- [Directions for this task]
Repeat the whole of the data, keeping every detail the same.
'''
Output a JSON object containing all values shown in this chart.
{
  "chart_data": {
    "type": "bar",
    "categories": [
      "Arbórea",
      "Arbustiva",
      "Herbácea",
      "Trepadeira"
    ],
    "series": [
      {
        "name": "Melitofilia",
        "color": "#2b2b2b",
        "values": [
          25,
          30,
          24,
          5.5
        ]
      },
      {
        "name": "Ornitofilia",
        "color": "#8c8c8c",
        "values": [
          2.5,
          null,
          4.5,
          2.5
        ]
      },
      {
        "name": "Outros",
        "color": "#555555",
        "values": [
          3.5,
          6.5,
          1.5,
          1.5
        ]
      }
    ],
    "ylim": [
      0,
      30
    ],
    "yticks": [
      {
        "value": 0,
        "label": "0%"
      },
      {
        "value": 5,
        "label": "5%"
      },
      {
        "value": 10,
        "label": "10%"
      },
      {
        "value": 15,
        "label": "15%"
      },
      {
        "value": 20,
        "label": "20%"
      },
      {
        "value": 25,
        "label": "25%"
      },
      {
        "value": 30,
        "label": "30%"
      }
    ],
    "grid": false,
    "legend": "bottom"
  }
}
'''
- [Answer in full]
Output a JSON object containing all values shown in this chart.
{
  "chart_data": {
    "type": "bar",
    "categories": [
      "Arbórea",
      "Arbustiva",
      "Herbácea",
      "Trepadeira"
    ],
    "series": [
      {
        "name": "Melitofilia",
        "color": "#2b2b2b",
        "values": [
          25,
          30,
          24,
          5.5
        ]
      },
      {
        "name": "Ornitofilia",
        "color": "#8c8c8c",
        "values": [
          2.5,
          null,
          4.5,
          2.5
        ]
      },
      {
        "name": "Outros",
        "color": "#555555",
        "values": [
          3.5,
          6.5,
          1.5,
          1.5
        ]
      }
    ],
    "ylim": [
      0,
      30
    ],
    "yticks": [
      {
        "value": 0,
        "label": "0%"
      },
      {
        "value": 5,
        "label": "5%"
      },
      {
        "value": 10,
        "label": "10%"
      },
      {
        "value": 15,
        "label": "15%"
      },
      {
        "value": 20,
        "label": "20%"
      },
      {
        "value": 25,
        "label": "25%"
      },
      {
        "value": 30,
        "label": "30%"
      }
    ],
    "grid": false,
    "legend": "bottom"
  }
}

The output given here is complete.